Exactly as they appear, output all of the records. Skip any images.

☆ ☆ ☆ ☆ ☆

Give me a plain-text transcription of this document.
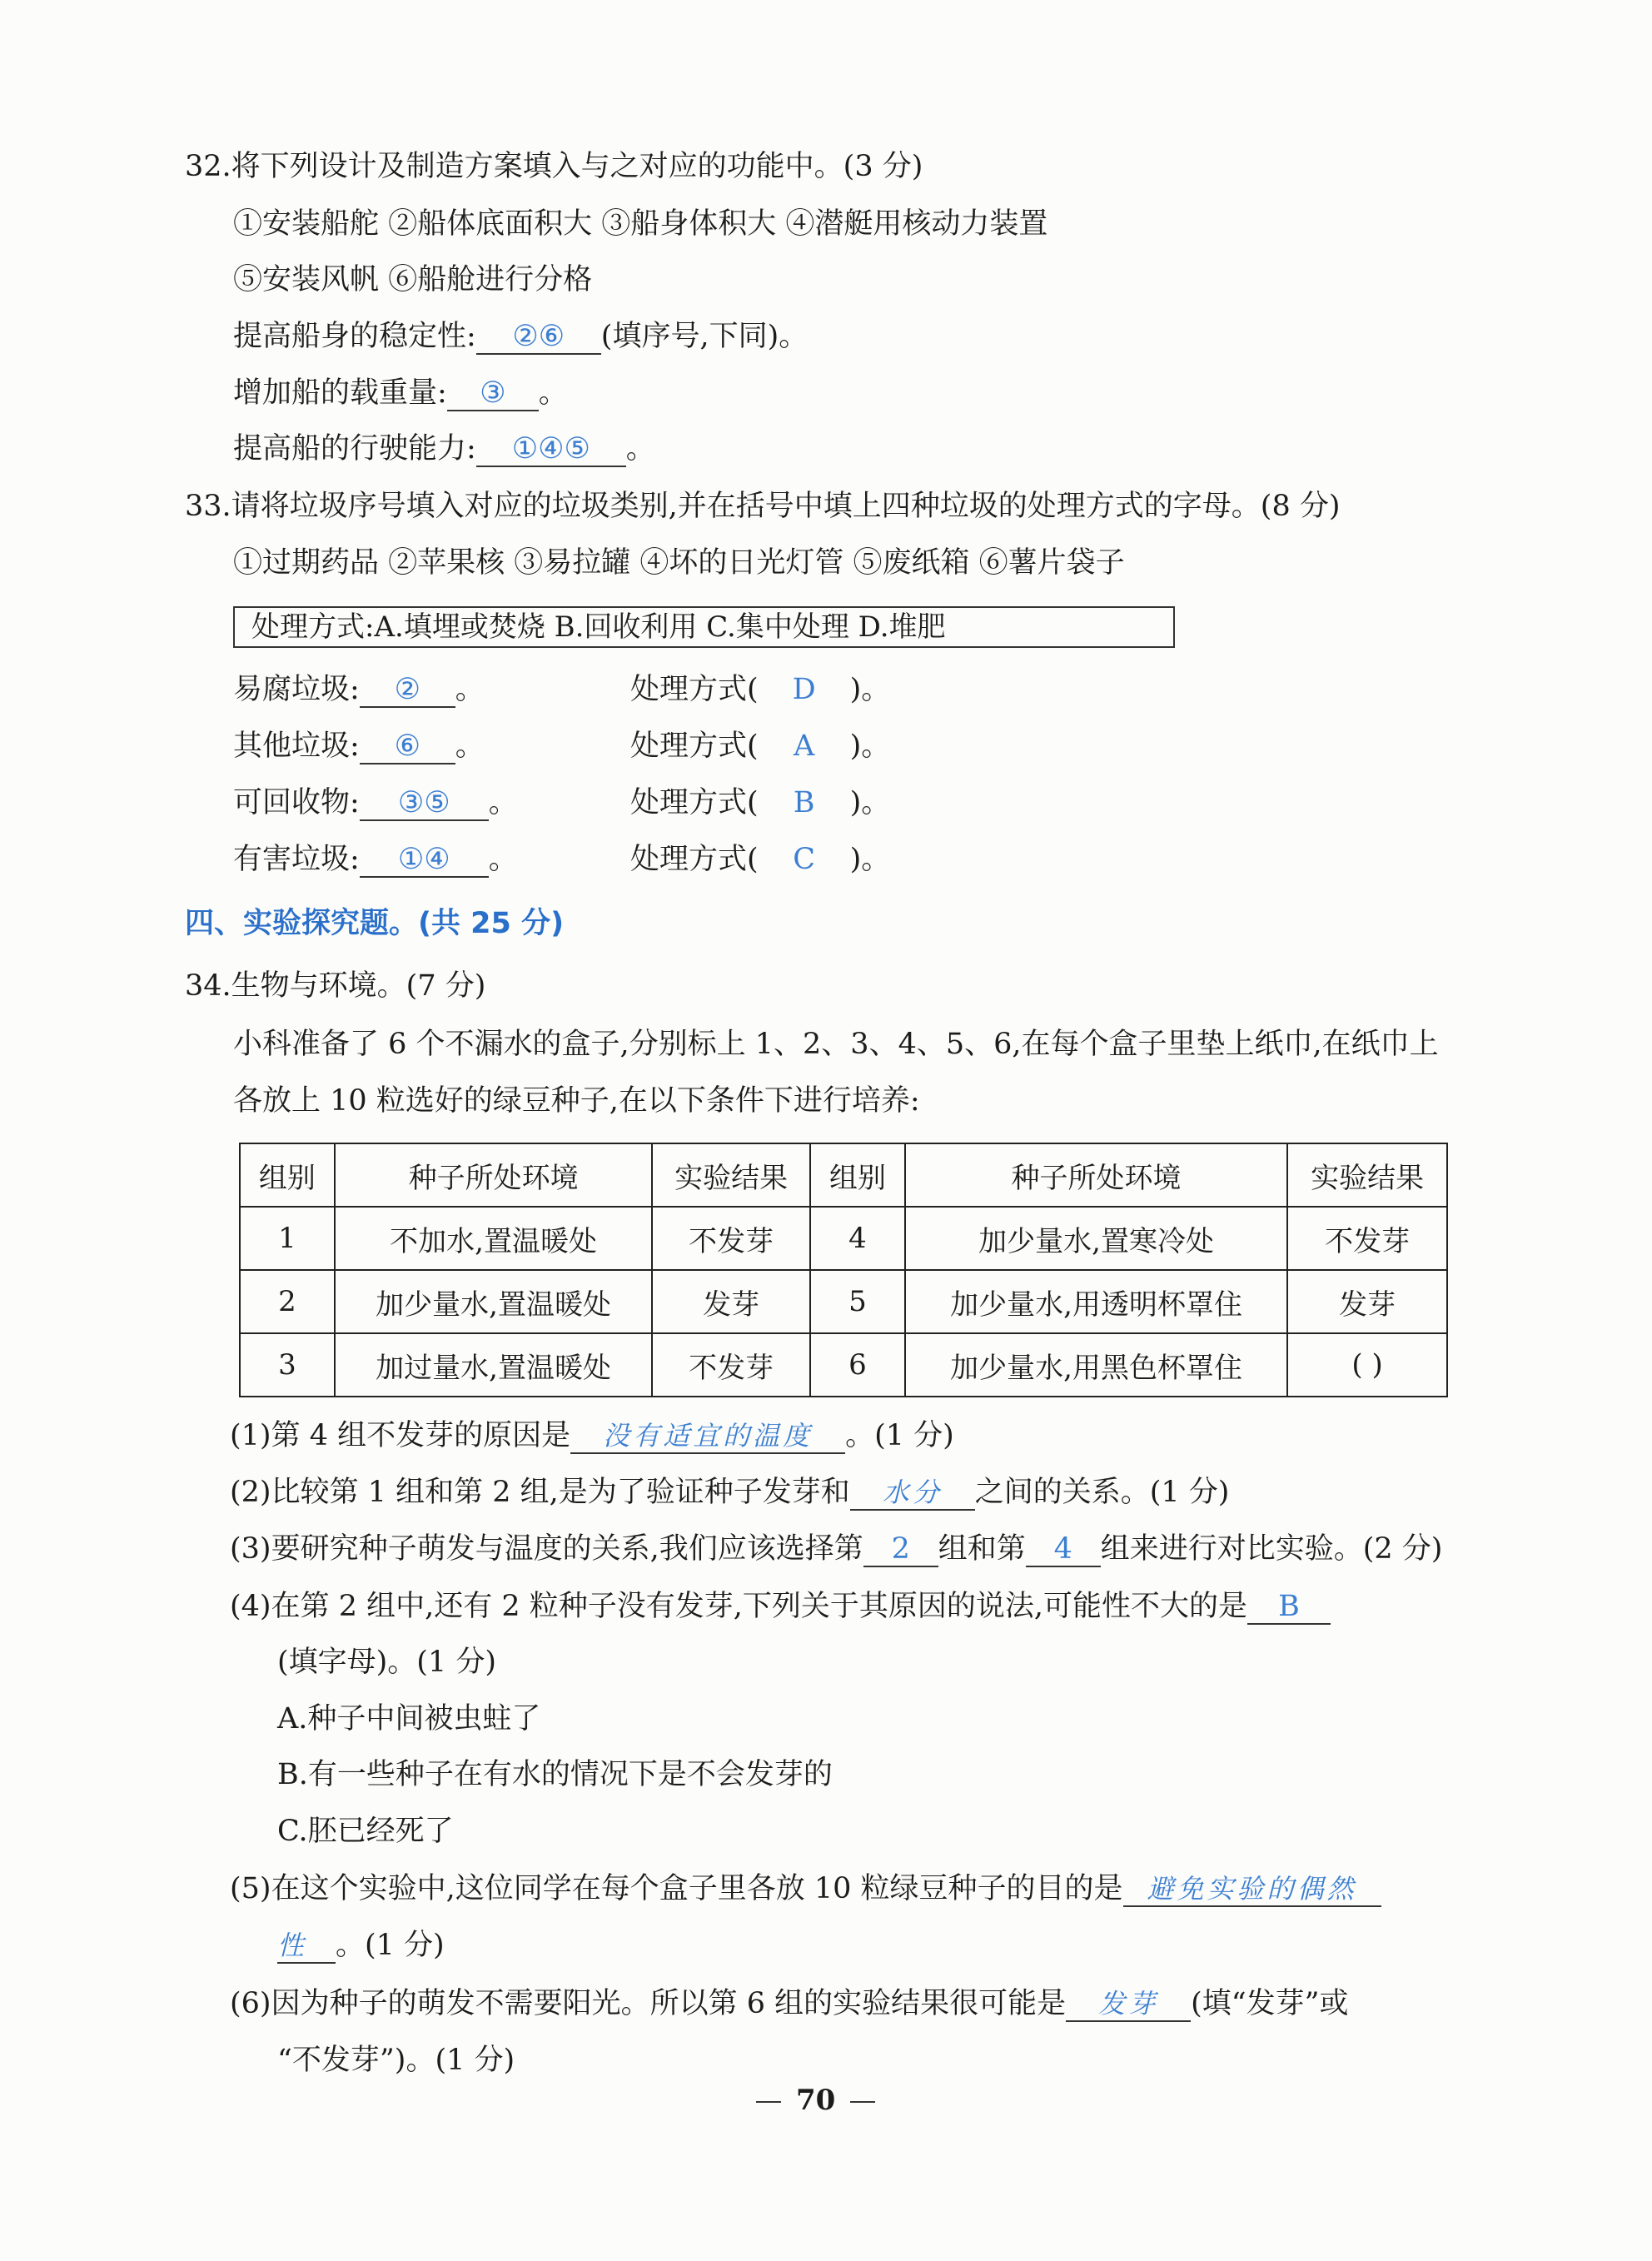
32.将下列设计及制造方案填入与之对应的功能中。(3 分)
①安装船舵 ②船体底面积大 ③船身体积大 ④潜艇用核动力装置
⑤安装风帆 ⑥船舱进行分格
提高船身的稳定性: ②⑥ (填序号,下同)。
增加船的载重量: ③ 。
提高船的行驶能力: ①④⑤ 。
33.请将垃圾序号填入对应的垃圾类别,并在括号中填上四种垃圾的处理方式的字母。(8 分)
①过期药品 ②苹果核 ③易拉罐 ④坏的日光灯管 ⑤废纸箱 ⑥薯片袋子
处理方式:A.填埋或焚烧 B.回收利用 C.集中处理 D.堆肥
易腐垃圾: ② 。	处理方式( D )。
其他垃圾: ⑥ 。	处理方式( A )。
可回收物: ③⑤ 。	处理方式( B )。
有害垃圾: ①④ 。	处理方式( C )。
四、实验探究题。(共 25 分)
34.生物与环境。(7 分)
小科准备了 6 个不漏水的盒子,分别标上 1、2、3、4、5、6,在每个盒子里垫上纸巾,在纸巾上
各放上 10 粒选好的绿豆种子,在以下条件下进行培养:
组别	种子所处环境	实验结果	组别	种子所处环境	实验结果
1	不加水,置温暖处	不发芽	4	加少量水,置寒冷处	不发芽
2	加少量水,置温暖处	发芽	5	加少量水,用透明杯罩住	发芽
3	加过量水,置温暖处	不发芽	6	加少量水,用黑色杯罩住	( )
(1)第 4 组不发芽的原因是 没有适宜的温度 。(1 分)
(2)比较第 1 组和第 2 组,是为了验证种子发芽和 水分 之间的关系。(1 分)
(3)要研究种子萌发与温度的关系,我们应该选择第 2 组和第 4 组来进行对比实验。(2 分)
(4)在第 2 组中,还有 2 粒种子没有发芽,下列关于其原因的说法,可能性不大的是 B
(填字母)。(1 分)
A.种子中间被虫蛀了
B.有一些种子在有水的情况下是不会发芽的
C.胚已经死了
(5)在这个实验中,这位同学在每个盒子里各放 10 粒绿豆种子的目的是 避免实验的偶然
性 。(1 分)
(6)因为种子的萌发不需要阳光。所以第 6 组的实验结果很可能是 发芽 (填“发芽”或
“不发芽”)。(1 分)
70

☆ ☆ ☆ ☆ ☆

:: ANSWER ::
Give me a plain-text transcription of this document.
32.将下列设计及制造方案填入与之对应的功能中。(3 分)
①安装船舵 ②船体底面积大 ③船身体积大 ④潜艇用核动力装置
⑤安装风帆 ⑥船舱进行分格
提高船身的稳定性: ②⑥ (填序号,下同)。
增加船的载重量: ③ 。
提高船的行驶能力: ①④⑤ 。
33.请将垃圾序号填入对应的垃圾类别,并在括号中填上四种垃圾的处理方式的字母。(8 分)
①过期药品 ②苹果核 ③易拉罐 ④坏的日光灯管 ⑤废纸箱 ⑥薯片袋子
处理方式:A.填埋或焚烧 B.回收利用 C.集中处理 D.堆肥
易腐垃圾: ② 。	处理方式( D )。
其他垃圾: ⑥ 。	处理方式( A )。
可回收物: ③⑤ 。	处理方式( B )。
有害垃圾: ①④ 。	处理方式( C )。
四、实验探究题。(共 25 分)
34.生物与环境。(7 分)
小科准备了 6 个不漏水的盒子,分别标上 1、2、3、4、5、6,在每个盒子里垫上纸巾,在纸巾上
各放上 10 粒选好的绿豆种子,在以下条件下进行培养:
组别	种子所处环境	实验结果	组别	种子所处环境	实验结果
1	不加水,置温暖处	不发芽	4	加少量水,置寒冷处	不发芽
2	加少量水,置温暖处	发芽	5	加少量水,用透明杯罩住	发芽
3	加过量水,置温暖处	不发芽	6	加少量水,用黑色杯罩住	( )
(1)第 4 组不发芽的原因是 没有适宜的温度 。(1 分)
(2)比较第 1 组和第 2 组,是为了验证种子发芽和 水分 之间的关系。(1 分)
(3)要研究种子萌发与温度的关系,我们应该选择第 2 组和第 4 组来进行对比实验。(2 分)
(4)在第 2 组中,还有 2 粒种子没有发芽,下列关于其原因的说法,可能性不大的是 B
(填字母)。(1 分)
A.种子中间被虫蛀了
B.有一些种子在有水的情况下是不会发芽的
C.胚已经死了
(5)在这个实验中,这位同学在每个盒子里各放 10 粒绿豆种子的目的是 避免实验的偶然
性 。(1 分)
(6)因为种子的萌发不需要阳光。所以第 6 组的实验结果很可能是 发芽 (填“发芽”或
“不发芽”)。(1 分)
70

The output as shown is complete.